---------- EXCERPTED TEXT

Current characterized errata are available on request.

Copies of documents which have an order number and are referenced in this
document may be obtained by calling 1-800-548-4725 or by visiting:
http://www.intel.com/design/literature.htm (http://www.intel.com/design/literature.htm)
Intel technologies' features and benefits depend on system configuration and
may require enabled hardware, software or service activation. Learn more at
http://www.intel.com/ (http://www.intel.com/) or from the OEM or retailer.
No computer system can be absolutely secure.
Intel, Xeon, Xeon Phi and the Intel logo are trademarks of Intel Corporation
in the U.S. and/or other countries.

*Other names and brands may be claimed as the property of others.

Copyright 2012-2017, Intel Corporation, All Rights Reserved.

================================================================================
 Table of Contents
================================================================================
  1. Introduction

  2. Workloads
  2.1  (D/S)GEMM
  2.2  Linpack
  2.3  HPLinpack*
  2.4  HPCG*
  2.5  STREAM
  2.6  SHOC**
  2.7  Deepbench*
  2.8  Fio*
  2.9  (I)GEMM***

  3. The micp Python Package
  3.1  Features
  3.2  Executable Scripts
  3.2.1  micprun
  3.2.2  micpprint
  3.2.3  micpplot
  3.2.4  micpinfo
  3.2.5  micpcsv
  3.3  Reference Data

  4. Distributed Executable Binaries

  5. Source Code for Distributed Executables

  6. Additional Documentation

  *   Only available for the Intel(R) Xeon Phi(TM) Processor X200 Product Family
  **  Only available for the Intel(R) Xeon Phi(TM) Coprocessor X200 Product Family
      and the Intel(R) Xeon Phi(TM) Coprocessor X100 Product Family
  *** Only available for products pertained for the machine learning market

================================================================================
1.  Introduction
================================================================================

This software package provides users with industry standard benchmarks for
measuring the performance of the Intel(R) Xeon Phi(TM) Processor X200 Product
Family (hereby referred to as the processor), the Intel(R) Xeon Phi(TM)

--------------------
---------- GIVEN DATA

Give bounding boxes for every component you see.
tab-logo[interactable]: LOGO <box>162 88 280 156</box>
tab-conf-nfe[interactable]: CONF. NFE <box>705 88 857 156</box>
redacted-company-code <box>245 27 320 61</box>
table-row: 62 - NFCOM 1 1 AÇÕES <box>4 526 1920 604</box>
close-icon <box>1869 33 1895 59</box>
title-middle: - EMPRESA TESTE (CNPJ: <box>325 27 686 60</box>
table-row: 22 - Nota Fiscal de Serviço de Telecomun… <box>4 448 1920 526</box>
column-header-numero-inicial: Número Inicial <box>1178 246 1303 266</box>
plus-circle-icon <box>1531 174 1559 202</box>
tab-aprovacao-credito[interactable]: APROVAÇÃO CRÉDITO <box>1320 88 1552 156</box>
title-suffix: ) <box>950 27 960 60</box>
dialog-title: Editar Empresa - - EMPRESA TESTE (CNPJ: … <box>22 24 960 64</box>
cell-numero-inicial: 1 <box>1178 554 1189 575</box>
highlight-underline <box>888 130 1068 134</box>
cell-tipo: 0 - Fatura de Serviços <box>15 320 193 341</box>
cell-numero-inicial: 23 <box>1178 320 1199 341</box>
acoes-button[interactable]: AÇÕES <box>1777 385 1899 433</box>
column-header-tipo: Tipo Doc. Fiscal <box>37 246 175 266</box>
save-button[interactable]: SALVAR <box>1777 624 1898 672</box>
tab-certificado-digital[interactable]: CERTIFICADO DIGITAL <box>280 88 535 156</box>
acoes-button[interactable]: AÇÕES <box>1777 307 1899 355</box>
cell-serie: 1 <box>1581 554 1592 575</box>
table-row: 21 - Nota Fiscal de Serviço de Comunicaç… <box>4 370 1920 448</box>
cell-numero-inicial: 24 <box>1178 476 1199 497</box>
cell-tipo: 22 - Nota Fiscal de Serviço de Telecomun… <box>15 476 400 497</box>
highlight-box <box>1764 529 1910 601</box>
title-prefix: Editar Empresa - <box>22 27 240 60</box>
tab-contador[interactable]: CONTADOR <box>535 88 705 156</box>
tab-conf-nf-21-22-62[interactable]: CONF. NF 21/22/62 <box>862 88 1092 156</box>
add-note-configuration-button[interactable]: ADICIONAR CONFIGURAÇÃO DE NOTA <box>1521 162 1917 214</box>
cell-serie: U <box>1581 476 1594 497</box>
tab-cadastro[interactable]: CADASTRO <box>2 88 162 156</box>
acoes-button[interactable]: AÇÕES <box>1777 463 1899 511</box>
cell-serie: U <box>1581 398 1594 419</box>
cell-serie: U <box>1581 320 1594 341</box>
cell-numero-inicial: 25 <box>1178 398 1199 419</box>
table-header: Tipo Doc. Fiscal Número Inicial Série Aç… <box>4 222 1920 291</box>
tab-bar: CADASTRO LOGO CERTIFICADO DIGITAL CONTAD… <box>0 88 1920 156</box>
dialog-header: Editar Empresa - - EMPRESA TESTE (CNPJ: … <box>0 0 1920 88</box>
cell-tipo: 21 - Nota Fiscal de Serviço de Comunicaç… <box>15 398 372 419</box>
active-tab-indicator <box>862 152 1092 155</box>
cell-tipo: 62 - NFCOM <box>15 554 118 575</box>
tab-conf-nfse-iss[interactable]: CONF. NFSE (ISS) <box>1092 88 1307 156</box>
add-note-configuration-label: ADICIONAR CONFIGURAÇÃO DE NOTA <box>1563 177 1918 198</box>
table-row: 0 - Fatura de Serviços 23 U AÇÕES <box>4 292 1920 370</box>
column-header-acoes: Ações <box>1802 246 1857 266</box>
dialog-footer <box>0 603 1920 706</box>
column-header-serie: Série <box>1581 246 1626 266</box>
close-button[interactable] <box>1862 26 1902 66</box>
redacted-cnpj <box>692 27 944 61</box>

--------------------

[JOB A]
Answer these from the Xeon Phi benchmark text:
(i) What phone number does it give for obtaining copies of documents that have an order number?
(ii) Which workload is marked as available only for the Intel(R) Xeon Phi(TM) Coprocessor X200 and X100 Product Families?
(iii) What years does the copyright line cover?
[JOB B] Carry on the Xeon Phi benchmark text from the point where it stops.

[TASK OUTPUT A]
(i) 1-800-548-4725
(ii) SHOC
(iii) 2012-2017

[TASK OUTPUT B]
Coprocessor X200 Product Family and the Intel(R) Xeon Phi(TM) Coprocessor X100
Product Family (hereby referred to as the coprocessor). In addition to providing
compiled executable versions of the benchmarks, there is also a Python automation
infrastructure that will run the benchmarks and provide analysis of the results.
Some benchmark source code is provided.

As distributed, the micperf workloads are comprised of four different
benchmarks: GEMM, Linpack, STREAM, and SHOC.  GEMM and Linpack both
exercise basic dense matrix operations targeting floating point
performance on the processor or coprocessor.
STREAM is a test of memory bandwidth targeting memory performance on
the processor and the coprocessor.
SHOC tests the performance of the PCIe bus for transferring data between
the host system and the coprocessor.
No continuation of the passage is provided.